» Instructions for the task: Lines that include the word "JSON" are the ones to copy.

» Extracted material:
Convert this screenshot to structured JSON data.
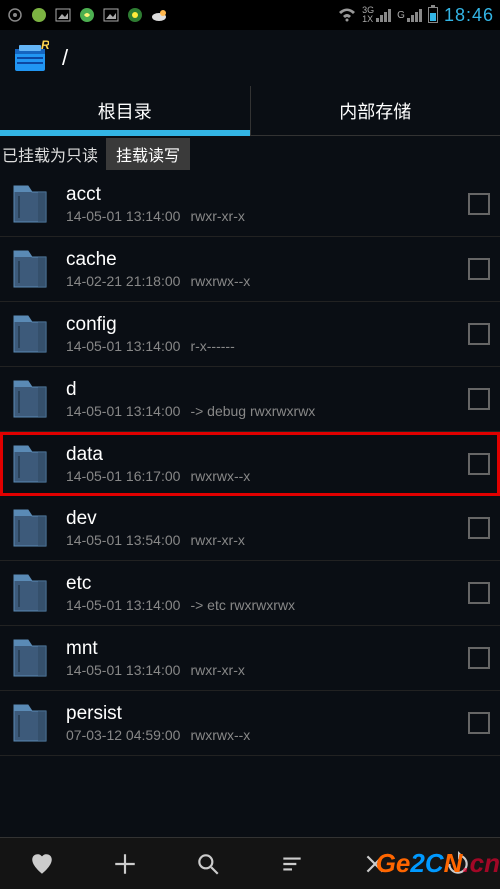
{
  "status": {
    "clock": "18:46",
    "net1_label": "3G",
    "net1_sub": "1X",
    "net2_label": "G"
  },
  "header": {
    "path": "/"
  },
  "tabs": {
    "root": "根目录",
    "internal": "内部存储"
  },
  "mount": {
    "status": "已挂载为只读",
    "button": "挂载读写"
  },
  "files": [
    {
      "name": "acct",
      "date": "14-05-01 13:14:00",
      "perm": "rwxr-xr-x",
      "highlighted": false
    },
    {
      "name": "cache",
      "date": "14-02-21 21:18:00",
      "perm": "rwxrwx--x",
      "highlighted": false
    },
    {
      "name": "config",
      "date": "14-05-01 13:14:00",
      "perm": "r-x------",
      "highlighted": false
    },
    {
      "name": "d",
      "date": "14-05-01 13:14:00",
      "perm": "-> debug  rwxrwxrwx",
      "highlighted": false
    },
    {
      "name": "data",
      "date": "14-05-01 16:17:00",
      "perm": "rwxrwx--x",
      "highlighted": true
    },
    {
      "name": "dev",
      "date": "14-05-01 13:54:00",
      "perm": "rwxr-xr-x",
      "highlighted": false
    },
    {
      "name": "etc",
      "date": "14-05-01 13:14:00",
      "perm": "-> etc  rwxrwxrwx",
      "highlighted": false
    },
    {
      "name": "mnt",
      "date": "14-05-01 13:14:00",
      "perm": "rwxr-xr-x",
      "highlighted": false
    },
    {
      "name": "persist",
      "date": "07-03-12 04:59:00",
      "perm": "rwxrwx--x",
      "highlighted": false
    }
  ]
}
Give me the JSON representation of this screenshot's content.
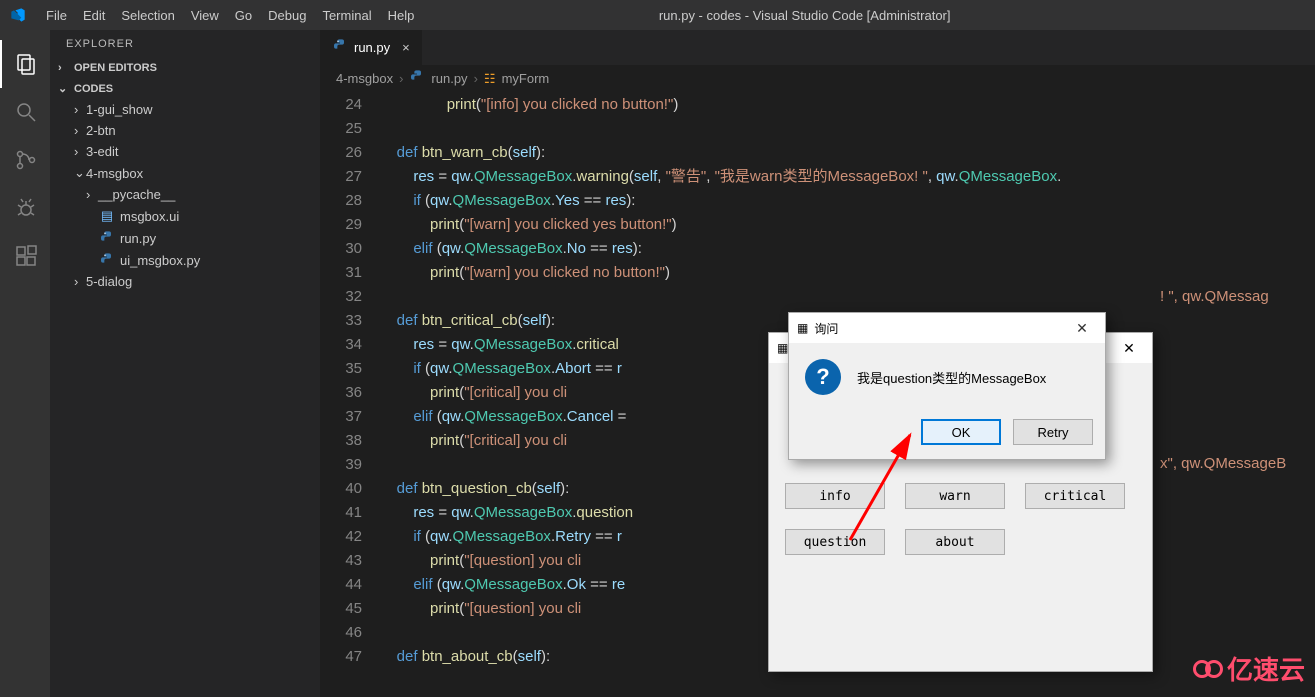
{
  "window": {
    "title": "run.py - codes - Visual Studio Code [Administrator]",
    "menus": [
      "File",
      "Edit",
      "Selection",
      "View",
      "Go",
      "Debug",
      "Terminal",
      "Help"
    ]
  },
  "sidebar": {
    "panel_title": "EXPLORER",
    "open_editors": "OPEN EDITORS",
    "root": "CODES",
    "items": [
      {
        "label": "1-gui_show",
        "type": "folder",
        "expanded": false,
        "indent": 0
      },
      {
        "label": "2-btn",
        "type": "folder",
        "expanded": false,
        "indent": 0
      },
      {
        "label": "3-edit",
        "type": "folder",
        "expanded": false,
        "indent": 0
      },
      {
        "label": "4-msgbox",
        "type": "folder",
        "expanded": true,
        "indent": 0
      },
      {
        "label": "__pycache__",
        "type": "folder",
        "expanded": false,
        "indent": 1
      },
      {
        "label": "msgbox.ui",
        "type": "file-ui",
        "indent": 1
      },
      {
        "label": "run.py",
        "type": "file-py",
        "indent": 1
      },
      {
        "label": "ui_msgbox.py",
        "type": "file-py",
        "indent": 1
      },
      {
        "label": "5-dialog",
        "type": "folder",
        "expanded": false,
        "indent": 0
      }
    ]
  },
  "editor": {
    "tab": {
      "label": "run.py",
      "icon": "python"
    },
    "breadcrumbs": [
      "4-msgbox",
      "run.py",
      "myForm"
    ],
    "first_line_no": 24,
    "lines": [
      {
        "n": 24,
        "html": "                <span class='fn'>print</span><span class='pun'>(</span><span class='str'>\"[info] you clicked no button!\"</span><span class='pun'>)</span>"
      },
      {
        "n": 25,
        "html": ""
      },
      {
        "n": 26,
        "html": "    <span class='kw'>def</span> <span class='fn'>btn_warn_cb</span><span class='pun'>(</span><span class='self'>self</span><span class='pun'>):</span>"
      },
      {
        "n": 27,
        "html": "        <span class='var'>res</span> <span class='op'>=</span> <span class='var'>qw</span><span class='pun'>.</span><span class='cls'>QMessageBox</span><span class='pun'>.</span><span class='fn'>warning</span><span class='pun'>(</span><span class='self'>self</span><span class='pun'>,</span> <span class='str'>\"警告\"</span><span class='pun'>,</span> <span class='str'>\"我是warn类型的MessageBox! \"</span><span class='pun'>,</span> <span class='var'>qw</span><span class='pun'>.</span><span class='cls'>QMessageBox</span><span class='pun'>.</span>"
      },
      {
        "n": 28,
        "html": "        <span class='kw'>if</span> <span class='pun'>(</span><span class='var'>qw</span><span class='pun'>.</span><span class='cls'>QMessageBox</span><span class='pun'>.</span><span class='var'>Yes</span> <span class='op'>==</span> <span class='var'>res</span><span class='pun'>):</span>"
      },
      {
        "n": 29,
        "html": "            <span class='fn'>print</span><span class='pun'>(</span><span class='str'>\"[warn] you clicked yes button!\"</span><span class='pun'>)</span>"
      },
      {
        "n": 30,
        "html": "        <span class='kw'>elif</span> <span class='pun'>(</span><span class='var'>qw</span><span class='pun'>.</span><span class='cls'>QMessageBox</span><span class='pun'>.</span><span class='var'>No</span> <span class='op'>==</span> <span class='var'>res</span><span class='pun'>):</span>"
      },
      {
        "n": 31,
        "html": "            <span class='fn'>print</span><span class='pun'>(</span><span class='str'>\"[warn] you clicked no button!\"</span><span class='pun'>)</span>"
      },
      {
        "n": 32,
        "html": ""
      },
      {
        "n": 33,
        "html": "    <span class='kw'>def</span> <span class='fn'>btn_critical_cb</span><span class='pun'>(</span><span class='self'>self</span><span class='pun'>):</span>"
      },
      {
        "n": 34,
        "html": "        <span class='var'>res</span> <span class='op'>=</span> <span class='var'>qw</span><span class='pun'>.</span><span class='cls'>QMessageBox</span><span class='pun'>.</span><span class='fn'>critical</span>"
      },
      {
        "n": 35,
        "html": "        <span class='kw'>if</span> <span class='pun'>(</span><span class='var'>qw</span><span class='pun'>.</span><span class='cls'>QMessageBox</span><span class='pun'>.</span><span class='var'>Abort</span> <span class='op'>==</span> <span class='var'>r</span>"
      },
      {
        "n": 36,
        "html": "            <span class='fn'>print</span><span class='pun'>(</span><span class='str'>\"[critical] you cli</span>"
      },
      {
        "n": 37,
        "html": "        <span class='kw'>elif</span> <span class='pun'>(</span><span class='var'>qw</span><span class='pun'>.</span><span class='cls'>QMessageBox</span><span class='pun'>.</span><span class='var'>Cancel</span> <span class='op'>=</span>"
      },
      {
        "n": 38,
        "html": "            <span class='fn'>print</span><span class='pun'>(</span><span class='str'>\"[critical] you cli</span>"
      },
      {
        "n": 39,
        "html": ""
      },
      {
        "n": 40,
        "html": "    <span class='kw'>def</span> <span class='fn'>btn_question_cb</span><span class='pun'>(</span><span class='self'>self</span><span class='pun'>):</span>"
      },
      {
        "n": 41,
        "html": "        <span class='var'>res</span> <span class='op'>=</span> <span class='var'>qw</span><span class='pun'>.</span><span class='cls'>QMessageBox</span><span class='pun'>.</span><span class='fn'>question</span>"
      },
      {
        "n": 42,
        "html": "        <span class='kw'>if</span> <span class='pun'>(</span><span class='var'>qw</span><span class='pun'>.</span><span class='cls'>QMessageBox</span><span class='pun'>.</span><span class='var'>Retry</span> <span class='op'>==</span> <span class='var'>r</span>"
      },
      {
        "n": 43,
        "html": "            <span class='fn'>print</span><span class='pun'>(</span><span class='str'>\"[question] you cli</span>"
      },
      {
        "n": 44,
        "html": "        <span class='kw'>elif</span> <span class='pun'>(</span><span class='var'>qw</span><span class='pun'>.</span><span class='cls'>QMessageBox</span><span class='pun'>.</span><span class='var'>Ok</span> <span class='op'>==</span> <span class='var'>re</span>"
      },
      {
        "n": 45,
        "html": "            <span class='fn'>print</span><span class='pun'>(</span><span class='str'>\"[question] you cli</span>"
      },
      {
        "n": 46,
        "html": ""
      },
      {
        "n": 47,
        "html": "    <span class='kw'>def</span> <span class='fn'>btn_about_cb</span><span class='pun'>(</span><span class='self'>self</span><span class='pun'>):</span>"
      }
    ],
    "overflow_right_34": "! \", qw.QMessag",
    "overflow_right_41": "x\", qw.QMessageB"
  },
  "msgbox": {
    "title": "询问",
    "message": "我是question类型的MessageBox",
    "ok": "OK",
    "retry": "Retry"
  },
  "form": {
    "buttons": [
      "info",
      "warn",
      "critical",
      "question",
      "about"
    ]
  },
  "watermark": "亿速云"
}
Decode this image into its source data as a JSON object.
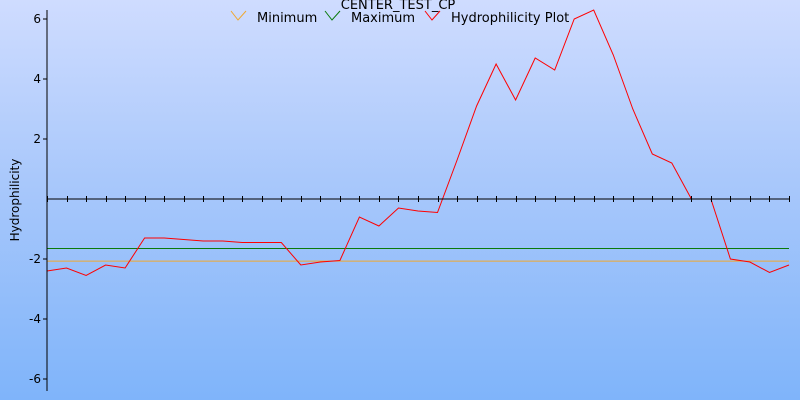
{
  "chart_data": {
    "type": "line",
    "title": "CENTER_TEST_CP",
    "ylabel": "Hydrophilicity",
    "xlabel": "",
    "ylim": [
      -6.4,
      6.3
    ],
    "xlim": [
      0,
      38
    ],
    "yticks": [
      {
        "value": 6,
        "label": "6"
      },
      {
        "value": 4,
        "label": "4"
      },
      {
        "value": 2,
        "label": "2"
      },
      {
        "value": -2,
        "label": "-2"
      },
      {
        "value": -4,
        "label": "-4"
      },
      {
        "value": -6,
        "label": "-6"
      }
    ],
    "x_tick_count": 39,
    "legend_position": "top-center",
    "series": [
      {
        "name": "Minimum",
        "color": "#f0a830",
        "kind": "hline",
        "value": -2.07
      },
      {
        "name": "Maximum",
        "color": "#0a7a0a",
        "kind": "hline",
        "value": -1.65
      },
      {
        "name": "Hydrophilicity Plot",
        "color": "#ff0000",
        "kind": "line",
        "x": [
          0,
          1,
          2,
          3,
          4,
          5,
          6,
          7,
          8,
          9,
          10,
          11,
          12,
          13,
          14,
          15,
          16,
          17,
          18,
          19,
          20,
          21,
          22,
          23,
          24,
          25,
          26,
          27,
          28,
          29,
          30,
          31,
          32,
          33,
          34,
          35,
          36,
          37,
          38
        ],
        "y": [
          -2.4,
          -2.3,
          -2.55,
          -2.2,
          -2.3,
          -1.3,
          -1.3,
          -1.35,
          -1.4,
          -1.4,
          -1.45,
          -1.45,
          -1.45,
          -2.2,
          -2.1,
          -2.05,
          -0.6,
          -0.9,
          -0.3,
          -0.4,
          -0.45,
          1.3,
          3.1,
          4.5,
          3.3,
          4.7,
          4.3,
          6.0,
          6.3,
          4.8,
          3.0,
          1.5,
          1.2,
          0.0,
          0.0,
          -2.0,
          -2.1,
          -2.45,
          -2.2
        ]
      }
    ]
  }
}
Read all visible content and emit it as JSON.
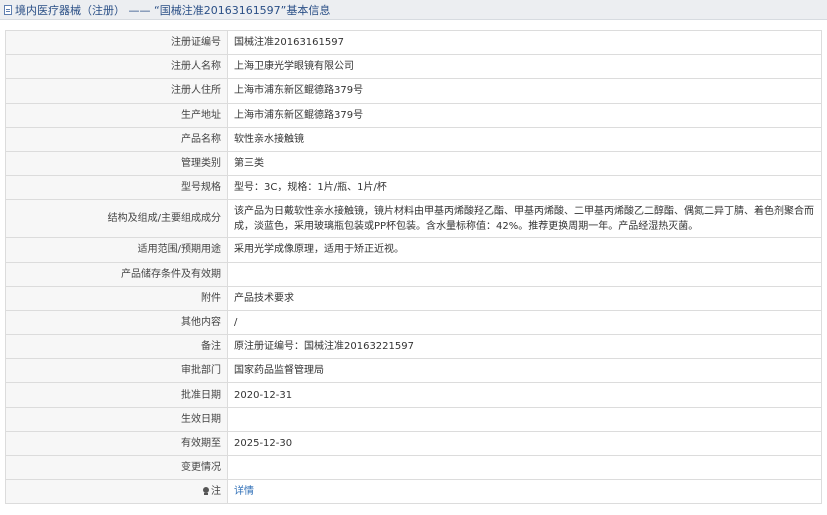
{
  "header": {
    "icon": "document-icon",
    "title_prefix": "境内医疗器械（注册）",
    "title_sep": "——",
    "title_main": "“国械注准20163161597”基本信息"
  },
  "rows": [
    {
      "label": "注册证编号",
      "value": "国械注准20163161597"
    },
    {
      "label": "注册人名称",
      "value": "上海卫康光学眼镜有限公司"
    },
    {
      "label": "注册人住所",
      "value": "上海市浦东新区鲲德路379号"
    },
    {
      "label": "生产地址",
      "value": "上海市浦东新区鲲德路379号"
    },
    {
      "label": "产品名称",
      "value": "软性亲水接触镜"
    },
    {
      "label": "管理类别",
      "value": "第三类"
    },
    {
      "label": "型号规格",
      "value": "型号：3C，规格：1片/瓶、1片/杯"
    },
    {
      "label": "结构及组成/主要组成成分",
      "value": "该产品为日戴软性亲水接触镜，镜片材料由甲基丙烯酸羟乙酯、甲基丙烯酸、二甲基丙烯酸乙二醇酯、偶氮二异丁腈、着色剂聚合而成，淡蓝色，采用玻璃瓶包装或PP杯包装。含水量标称值：42%。推荐更换周期一年。产品经湿热灭菌。"
    },
    {
      "label": "适用范围/预期用途",
      "value": "采用光学成像原理，适用于矫正近视。"
    },
    {
      "label": "产品储存条件及有效期",
      "value": ""
    },
    {
      "label": "附件",
      "value": "产品技术要求"
    },
    {
      "label": "其他内容",
      "value": "/"
    },
    {
      "label": "备注",
      "value": "原注册证编号：国械注准20163221597"
    },
    {
      "label": "审批部门",
      "value": "国家药品监督管理局"
    },
    {
      "label": "批准日期",
      "value": "2020-12-31"
    },
    {
      "label": "生效日期",
      "value": ""
    },
    {
      "label": "有效期至",
      "value": "2025-12-30"
    },
    {
      "label": "变更情况",
      "value": ""
    }
  ],
  "footer_row": {
    "label": "注",
    "icon": "lightbulb-icon",
    "link_text": "详情"
  }
}
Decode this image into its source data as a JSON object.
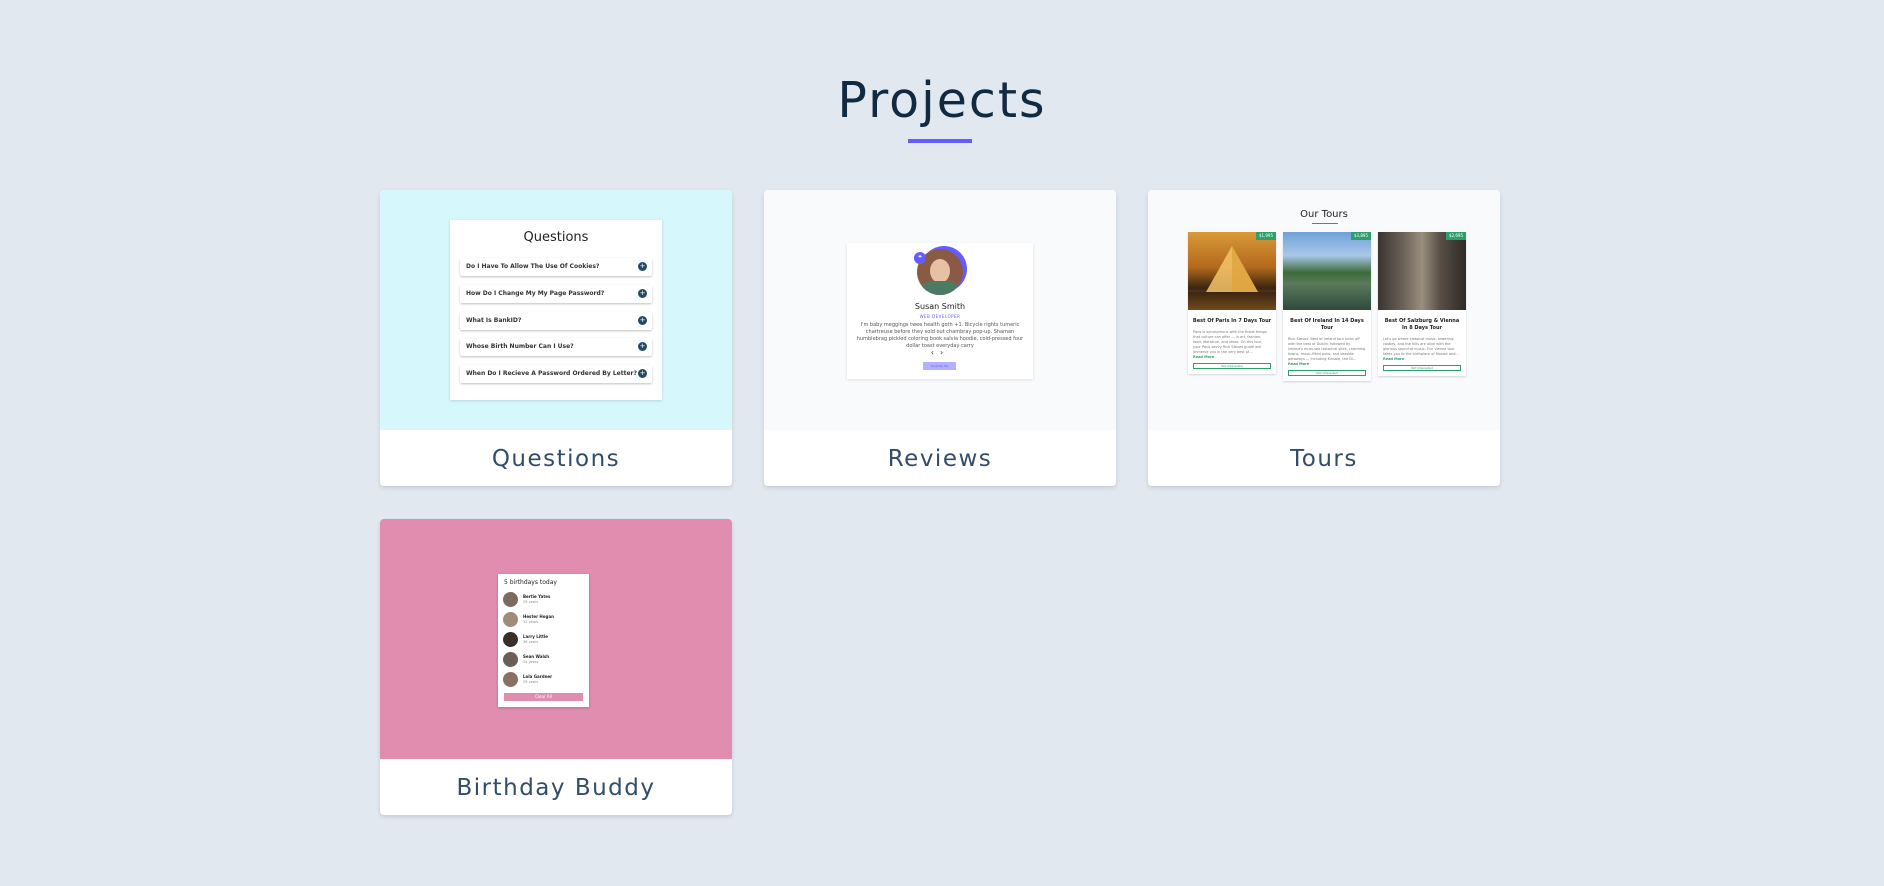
{
  "page": {
    "title": "Projects"
  },
  "colors": {
    "background": "#e2e8f0",
    "accent": "#645cff",
    "questions_bg": "#d6f8fd",
    "birthday_bg": "#e18db0",
    "tours_green": "#2c9f6b"
  },
  "projects": [
    {
      "label": "Questions",
      "preview": {
        "title": "Questions",
        "items": [
          "Do I Have To Allow The Use Of Cookies?",
          "How Do I Change My My Page Password?",
          "What Is BankID?",
          "Whose Birth Number Can I Use?",
          "When Do I Recieve A Password Ordered By Letter?"
        ],
        "icon": "plus-icon"
      }
    },
    {
      "label": "Reviews",
      "preview": {
        "name": "Susan Smith",
        "job": "WEB DEVELOPER",
        "text": "I'm baby meggings twee health goth +1. Bicycle rights tumeric chartreuse before they sold out chambray pop-up. Shaman humblebrag pickled coloring book salvia hoodie, cold-pressed four dollar toast everyday carry",
        "prev": "‹",
        "next": "›",
        "button": "Surprise Me"
      }
    },
    {
      "label": "Tours",
      "preview": {
        "title": "Our Tours",
        "tours": [
          {
            "name": "Best Of Paris In 7 Days Tour",
            "price": "$1,995",
            "desc": "Paris is synonymous with the finest things that culture can offer — in art, fashion, food, literature, and ideas. On this tour, your Paris-savvy Rick Steves guide will immerse you in the very best of ...",
            "more": "Read More",
            "button": "Not Interested"
          },
          {
            "name": "Best Of Ireland In 14 Days Tour",
            "price": "$3,895",
            "desc": "Rick Steves' Best of Ireland tour kicks off with the best of Dublin, followed by Ireland's must-see historical sites, charming towns, music-filled pubs, and seaside getaways — including Kinsale, the Di...",
            "more": "Read More",
            "button": "Not Interested"
          },
          {
            "name": "Best Of Salzburg & Vienna In 8 Days Tour",
            "price": "$2,695",
            "desc": "Let's go where classical music, towering castles, and the hills are alive with the glorious sound of music. Our Vienna tour takes you to the birthplace of Mozart and...",
            "more": "Read More",
            "button": "Not Interested"
          }
        ]
      }
    },
    {
      "label": "Birthday Buddy",
      "preview": {
        "title": "5 birthdays today",
        "people": [
          {
            "name": "Bertie Yates",
            "age": "29 years"
          },
          {
            "name": "Hester Hogan",
            "age": "32 years"
          },
          {
            "name": "Larry Little",
            "age": "36 years"
          },
          {
            "name": "Sean Walsh",
            "age": "34 years"
          },
          {
            "name": "Lola Gardner",
            "age": "29 years"
          }
        ],
        "button": "Clear All"
      }
    }
  ]
}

» Answer in full:
Convert this screenshot to structured JSON data.
Give me the JSON representation of this screenshot's content.
Decode this image into its source data as a JSON object.
Read all visible content and emit it as JSON.
Decode this image into its source data as a JSON object.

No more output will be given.